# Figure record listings
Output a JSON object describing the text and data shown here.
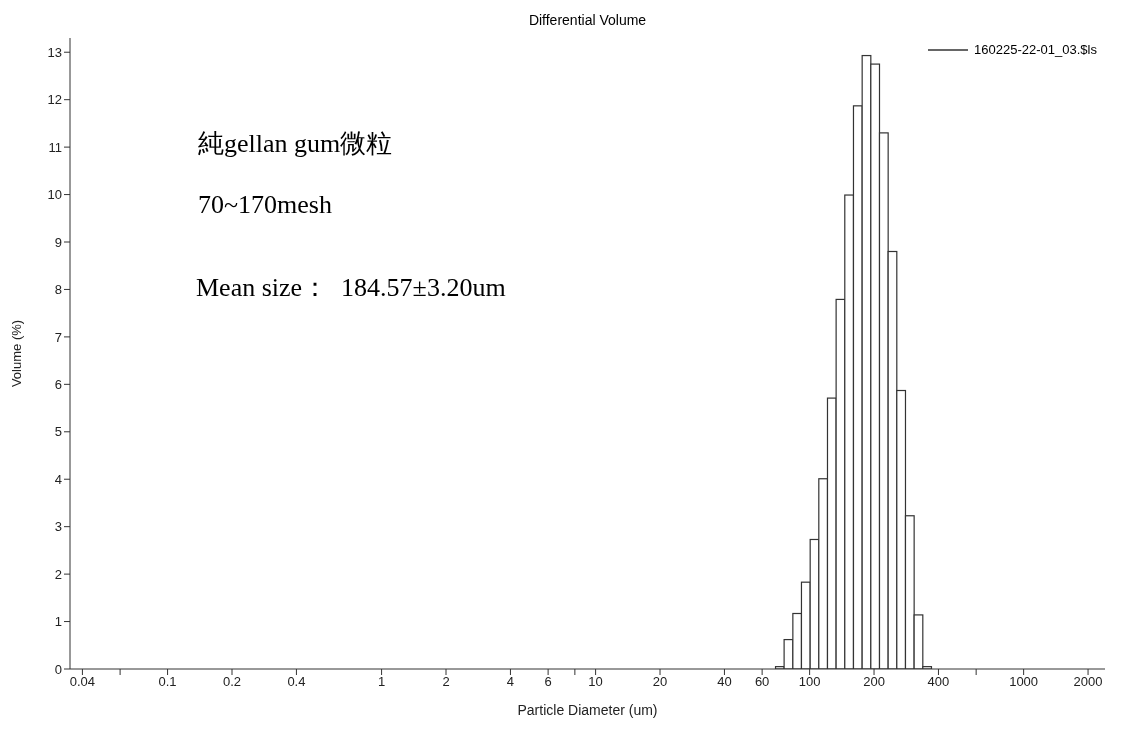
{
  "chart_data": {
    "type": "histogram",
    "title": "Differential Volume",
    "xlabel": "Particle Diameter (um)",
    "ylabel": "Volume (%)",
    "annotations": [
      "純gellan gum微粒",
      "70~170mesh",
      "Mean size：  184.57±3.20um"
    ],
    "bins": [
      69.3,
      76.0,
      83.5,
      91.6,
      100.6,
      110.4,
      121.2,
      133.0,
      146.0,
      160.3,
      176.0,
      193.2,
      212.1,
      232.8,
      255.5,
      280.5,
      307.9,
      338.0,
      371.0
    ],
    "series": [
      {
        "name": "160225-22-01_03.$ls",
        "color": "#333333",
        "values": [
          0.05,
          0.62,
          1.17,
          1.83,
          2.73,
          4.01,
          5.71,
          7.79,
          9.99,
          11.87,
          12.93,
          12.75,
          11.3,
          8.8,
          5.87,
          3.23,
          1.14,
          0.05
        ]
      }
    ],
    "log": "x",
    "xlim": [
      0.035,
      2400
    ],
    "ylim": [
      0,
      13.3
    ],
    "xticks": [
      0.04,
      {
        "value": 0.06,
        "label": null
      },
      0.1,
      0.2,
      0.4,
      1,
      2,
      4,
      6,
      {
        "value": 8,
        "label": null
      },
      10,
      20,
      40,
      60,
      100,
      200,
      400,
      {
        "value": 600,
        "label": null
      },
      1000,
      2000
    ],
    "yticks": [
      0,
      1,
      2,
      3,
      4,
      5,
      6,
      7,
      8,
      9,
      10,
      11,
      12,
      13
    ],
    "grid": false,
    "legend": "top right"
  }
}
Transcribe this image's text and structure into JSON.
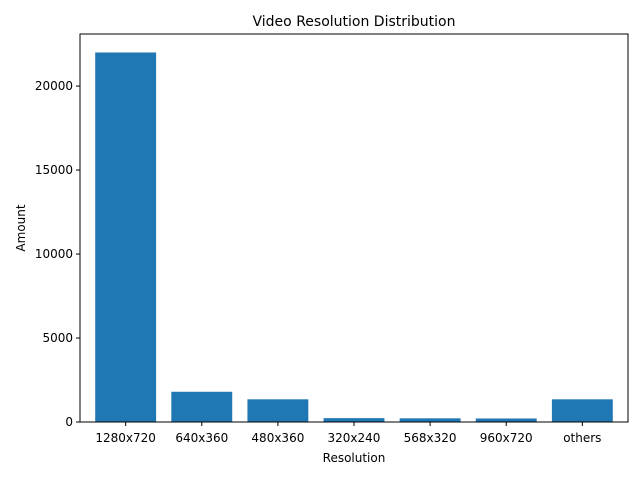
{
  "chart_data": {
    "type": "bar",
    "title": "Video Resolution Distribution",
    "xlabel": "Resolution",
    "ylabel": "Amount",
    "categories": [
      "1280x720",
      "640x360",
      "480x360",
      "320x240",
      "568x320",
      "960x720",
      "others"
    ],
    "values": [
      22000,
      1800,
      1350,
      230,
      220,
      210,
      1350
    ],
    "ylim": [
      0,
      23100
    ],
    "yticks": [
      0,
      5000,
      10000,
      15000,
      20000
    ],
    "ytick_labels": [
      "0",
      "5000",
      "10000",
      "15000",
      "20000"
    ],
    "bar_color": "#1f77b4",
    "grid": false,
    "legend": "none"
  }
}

# What the exercise asks
Leave the pictures out and reproduce each record exactly as written.

# Task answer
Output a JSON object describing the text and data shown here.
{
  "chart_data": {
    "type": "histogram",
    "title": "Differential Volume",
    "xlabel": "Particle Diameter (um)",
    "ylabel": "Volume (%)",
    "annotations": [
      "純gellan gum微粒",
      "70~170mesh",
      "Mean size：  184.57±3.20um"
    ],
    "bins": [
      69.3,
      76.0,
      83.5,
      91.6,
      100.6,
      110.4,
      121.2,
      133.0,
      146.0,
      160.3,
      176.0,
      193.2,
      212.1,
      232.8,
      255.5,
      280.5,
      307.9,
      338.0,
      371.0
    ],
    "series": [
      {
        "name": "160225-22-01_03.$ls",
        "color": "#333333",
        "values": [
          0.05,
          0.62,
          1.17,
          1.83,
          2.73,
          4.01,
          5.71,
          7.79,
          9.99,
          11.87,
          12.93,
          12.75,
          11.3,
          8.8,
          5.87,
          3.23,
          1.14,
          0.05
        ]
      }
    ],
    "log": "x",
    "xlim": [
      0.035,
      2400
    ],
    "ylim": [
      0,
      13.3
    ],
    "xticks": [
      0.04,
      {
        "value": 0.06,
        "label": null
      },
      0.1,
      0.2,
      0.4,
      1,
      2,
      4,
      6,
      {
        "value": 8,
        "label": null
      },
      10,
      20,
      40,
      60,
      100,
      200,
      400,
      {
        "value": 600,
        "label": null
      },
      1000,
      2000
    ],
    "yticks": [
      0,
      1,
      2,
      3,
      4,
      5,
      6,
      7,
      8,
      9,
      10,
      11,
      12,
      13
    ],
    "grid": false,
    "legend": "top right"
  }
}
Transcribe this image's text and structure into JSON.
{
  "chart_data": {
    "type": "bar",
    "title": "Video Resolution Distribution",
    "xlabel": "Resolution",
    "ylabel": "Amount",
    "categories": [
      "1280x720",
      "640x360",
      "480x360",
      "320x240",
      "568x320",
      "960x720",
      "others"
    ],
    "values": [
      22000,
      1800,
      1350,
      230,
      220,
      210,
      1350
    ],
    "ylim": [
      0,
      23100
    ],
    "yticks": [
      0,
      5000,
      10000,
      15000,
      20000
    ],
    "ytick_labels": [
      "0",
      "5000",
      "10000",
      "15000",
      "20000"
    ],
    "bar_color": "#1f77b4",
    "grid": false,
    "legend": "none"
  }
}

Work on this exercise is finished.